◆ Task instructions ◆
Identify the lines bearing the string "over" and gather them.

Figure contents as structured data:
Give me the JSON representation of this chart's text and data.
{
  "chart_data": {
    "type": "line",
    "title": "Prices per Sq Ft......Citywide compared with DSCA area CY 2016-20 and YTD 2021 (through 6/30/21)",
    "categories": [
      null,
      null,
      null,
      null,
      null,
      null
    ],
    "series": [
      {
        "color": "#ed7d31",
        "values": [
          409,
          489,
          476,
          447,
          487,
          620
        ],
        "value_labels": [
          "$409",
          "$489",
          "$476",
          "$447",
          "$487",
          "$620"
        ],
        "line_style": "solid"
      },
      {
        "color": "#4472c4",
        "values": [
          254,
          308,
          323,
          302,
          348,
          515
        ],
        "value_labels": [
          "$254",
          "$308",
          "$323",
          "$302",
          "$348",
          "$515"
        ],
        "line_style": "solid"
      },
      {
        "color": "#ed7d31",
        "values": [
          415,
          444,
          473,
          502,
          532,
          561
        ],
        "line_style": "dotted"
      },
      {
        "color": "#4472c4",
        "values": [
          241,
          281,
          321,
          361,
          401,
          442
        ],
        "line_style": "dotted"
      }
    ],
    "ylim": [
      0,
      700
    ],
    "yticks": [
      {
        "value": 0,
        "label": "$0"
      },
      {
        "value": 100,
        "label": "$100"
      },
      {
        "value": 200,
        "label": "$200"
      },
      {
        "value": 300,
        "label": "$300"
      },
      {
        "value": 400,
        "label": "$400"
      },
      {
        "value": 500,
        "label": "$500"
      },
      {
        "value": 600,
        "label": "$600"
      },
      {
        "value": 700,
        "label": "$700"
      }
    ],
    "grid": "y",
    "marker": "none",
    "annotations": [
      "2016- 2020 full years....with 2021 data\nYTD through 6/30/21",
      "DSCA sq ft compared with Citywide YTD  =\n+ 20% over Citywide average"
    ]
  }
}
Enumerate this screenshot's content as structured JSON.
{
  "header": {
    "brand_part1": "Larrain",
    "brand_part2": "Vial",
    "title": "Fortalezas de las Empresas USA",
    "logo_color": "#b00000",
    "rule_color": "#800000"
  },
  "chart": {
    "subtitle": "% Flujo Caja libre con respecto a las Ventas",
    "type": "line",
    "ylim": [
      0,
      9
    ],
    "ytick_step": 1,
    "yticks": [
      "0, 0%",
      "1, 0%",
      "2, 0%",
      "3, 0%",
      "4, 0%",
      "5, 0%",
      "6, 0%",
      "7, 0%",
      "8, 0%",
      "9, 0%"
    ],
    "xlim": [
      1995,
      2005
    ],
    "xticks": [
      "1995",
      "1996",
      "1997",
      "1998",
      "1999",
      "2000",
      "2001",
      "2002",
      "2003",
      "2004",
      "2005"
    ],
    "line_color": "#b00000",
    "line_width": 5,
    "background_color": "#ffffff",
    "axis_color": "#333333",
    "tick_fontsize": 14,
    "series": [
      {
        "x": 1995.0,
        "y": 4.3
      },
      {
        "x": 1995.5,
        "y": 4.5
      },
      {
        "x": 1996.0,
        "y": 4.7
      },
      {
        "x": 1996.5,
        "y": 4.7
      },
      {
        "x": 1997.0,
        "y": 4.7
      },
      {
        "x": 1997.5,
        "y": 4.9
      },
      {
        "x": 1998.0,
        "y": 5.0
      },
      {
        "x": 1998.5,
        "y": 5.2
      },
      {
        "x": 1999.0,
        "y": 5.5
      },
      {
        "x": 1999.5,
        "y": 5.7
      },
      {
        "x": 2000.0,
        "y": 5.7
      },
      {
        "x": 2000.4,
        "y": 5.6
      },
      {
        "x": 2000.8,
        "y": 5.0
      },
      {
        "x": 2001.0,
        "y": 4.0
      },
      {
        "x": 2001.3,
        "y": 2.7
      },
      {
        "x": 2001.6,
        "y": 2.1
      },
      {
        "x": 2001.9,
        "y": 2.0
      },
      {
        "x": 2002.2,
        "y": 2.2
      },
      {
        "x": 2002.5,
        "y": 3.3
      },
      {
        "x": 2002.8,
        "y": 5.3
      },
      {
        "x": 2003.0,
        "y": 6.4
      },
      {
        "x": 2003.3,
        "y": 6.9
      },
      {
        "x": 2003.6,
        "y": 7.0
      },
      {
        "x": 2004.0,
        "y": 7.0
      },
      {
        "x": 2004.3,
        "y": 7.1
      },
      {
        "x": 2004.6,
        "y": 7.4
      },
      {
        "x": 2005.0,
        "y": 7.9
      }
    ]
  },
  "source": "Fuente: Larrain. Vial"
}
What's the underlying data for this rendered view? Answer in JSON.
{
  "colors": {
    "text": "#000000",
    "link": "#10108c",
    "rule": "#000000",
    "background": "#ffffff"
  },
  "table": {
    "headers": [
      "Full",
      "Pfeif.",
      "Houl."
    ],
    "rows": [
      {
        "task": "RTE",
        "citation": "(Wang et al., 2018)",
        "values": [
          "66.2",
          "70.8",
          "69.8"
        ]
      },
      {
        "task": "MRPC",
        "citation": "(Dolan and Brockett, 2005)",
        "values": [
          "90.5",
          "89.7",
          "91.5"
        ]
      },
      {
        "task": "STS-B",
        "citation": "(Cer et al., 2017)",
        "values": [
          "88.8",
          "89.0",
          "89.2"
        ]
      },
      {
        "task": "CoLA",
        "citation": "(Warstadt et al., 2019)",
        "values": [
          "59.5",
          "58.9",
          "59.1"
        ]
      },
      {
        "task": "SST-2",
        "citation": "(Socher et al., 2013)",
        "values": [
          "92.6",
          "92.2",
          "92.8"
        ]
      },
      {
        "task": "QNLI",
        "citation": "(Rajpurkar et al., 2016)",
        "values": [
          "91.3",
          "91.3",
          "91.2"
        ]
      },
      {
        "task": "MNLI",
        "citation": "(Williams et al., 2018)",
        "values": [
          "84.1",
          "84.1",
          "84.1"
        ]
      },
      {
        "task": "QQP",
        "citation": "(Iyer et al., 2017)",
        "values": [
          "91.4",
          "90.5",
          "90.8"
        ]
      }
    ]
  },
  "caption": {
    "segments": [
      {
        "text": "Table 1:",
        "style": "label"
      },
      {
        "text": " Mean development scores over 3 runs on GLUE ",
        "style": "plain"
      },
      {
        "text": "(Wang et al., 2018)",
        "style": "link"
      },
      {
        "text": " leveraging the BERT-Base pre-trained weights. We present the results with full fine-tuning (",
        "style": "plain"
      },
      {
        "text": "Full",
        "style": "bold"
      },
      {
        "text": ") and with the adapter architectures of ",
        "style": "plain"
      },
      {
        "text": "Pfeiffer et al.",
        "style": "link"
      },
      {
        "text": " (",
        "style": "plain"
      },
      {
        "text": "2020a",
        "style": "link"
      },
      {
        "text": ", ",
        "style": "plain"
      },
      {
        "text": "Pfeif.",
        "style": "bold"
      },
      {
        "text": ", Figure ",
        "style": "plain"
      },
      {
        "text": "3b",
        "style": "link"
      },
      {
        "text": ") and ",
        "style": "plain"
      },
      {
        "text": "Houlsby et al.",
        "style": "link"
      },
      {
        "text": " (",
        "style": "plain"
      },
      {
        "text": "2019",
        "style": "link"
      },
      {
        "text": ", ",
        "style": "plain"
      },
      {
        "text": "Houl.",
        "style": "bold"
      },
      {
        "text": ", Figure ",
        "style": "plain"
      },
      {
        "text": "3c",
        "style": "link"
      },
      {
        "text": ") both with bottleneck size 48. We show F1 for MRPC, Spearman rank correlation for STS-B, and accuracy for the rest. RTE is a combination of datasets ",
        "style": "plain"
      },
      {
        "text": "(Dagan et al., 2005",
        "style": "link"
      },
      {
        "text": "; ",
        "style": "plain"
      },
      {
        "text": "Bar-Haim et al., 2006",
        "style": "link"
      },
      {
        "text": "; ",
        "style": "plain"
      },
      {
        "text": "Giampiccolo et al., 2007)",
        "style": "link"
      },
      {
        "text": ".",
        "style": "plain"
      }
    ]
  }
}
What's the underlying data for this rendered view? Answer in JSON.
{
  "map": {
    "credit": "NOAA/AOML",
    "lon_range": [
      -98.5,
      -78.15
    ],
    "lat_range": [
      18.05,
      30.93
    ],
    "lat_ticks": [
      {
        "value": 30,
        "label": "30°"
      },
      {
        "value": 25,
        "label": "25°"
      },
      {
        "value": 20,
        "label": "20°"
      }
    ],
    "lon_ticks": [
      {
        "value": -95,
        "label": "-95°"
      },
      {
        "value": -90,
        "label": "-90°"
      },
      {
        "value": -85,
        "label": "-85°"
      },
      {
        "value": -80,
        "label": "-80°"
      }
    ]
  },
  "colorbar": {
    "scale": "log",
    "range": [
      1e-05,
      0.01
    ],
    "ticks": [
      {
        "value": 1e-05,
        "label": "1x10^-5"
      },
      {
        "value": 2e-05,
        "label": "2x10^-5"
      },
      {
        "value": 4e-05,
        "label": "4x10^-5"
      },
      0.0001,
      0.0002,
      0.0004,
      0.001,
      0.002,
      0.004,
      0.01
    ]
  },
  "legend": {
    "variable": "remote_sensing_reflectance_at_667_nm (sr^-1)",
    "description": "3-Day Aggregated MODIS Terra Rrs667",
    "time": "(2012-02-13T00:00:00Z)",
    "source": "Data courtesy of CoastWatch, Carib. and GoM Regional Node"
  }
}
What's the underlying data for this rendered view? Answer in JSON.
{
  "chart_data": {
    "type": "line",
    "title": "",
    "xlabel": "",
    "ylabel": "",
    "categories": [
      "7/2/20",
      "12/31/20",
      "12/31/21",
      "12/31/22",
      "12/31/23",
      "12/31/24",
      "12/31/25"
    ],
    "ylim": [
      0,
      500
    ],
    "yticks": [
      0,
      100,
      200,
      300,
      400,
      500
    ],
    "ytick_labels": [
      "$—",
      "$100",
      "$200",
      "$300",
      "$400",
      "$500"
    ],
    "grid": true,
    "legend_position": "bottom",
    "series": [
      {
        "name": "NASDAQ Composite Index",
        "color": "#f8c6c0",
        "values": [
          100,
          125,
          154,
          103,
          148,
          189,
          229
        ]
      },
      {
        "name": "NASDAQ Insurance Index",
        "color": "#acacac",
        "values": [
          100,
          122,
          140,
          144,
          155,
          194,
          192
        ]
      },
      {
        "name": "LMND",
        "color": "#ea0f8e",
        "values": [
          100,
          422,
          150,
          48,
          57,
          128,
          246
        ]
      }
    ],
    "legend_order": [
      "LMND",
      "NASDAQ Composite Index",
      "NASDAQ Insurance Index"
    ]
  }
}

◆ Solution to this exercise ◆
      "DSCA sq ft compared with Citywide YTD  =\n+ 20% over Citywide average"
        "text": " Mean development scores over 3 runs on GLUE ",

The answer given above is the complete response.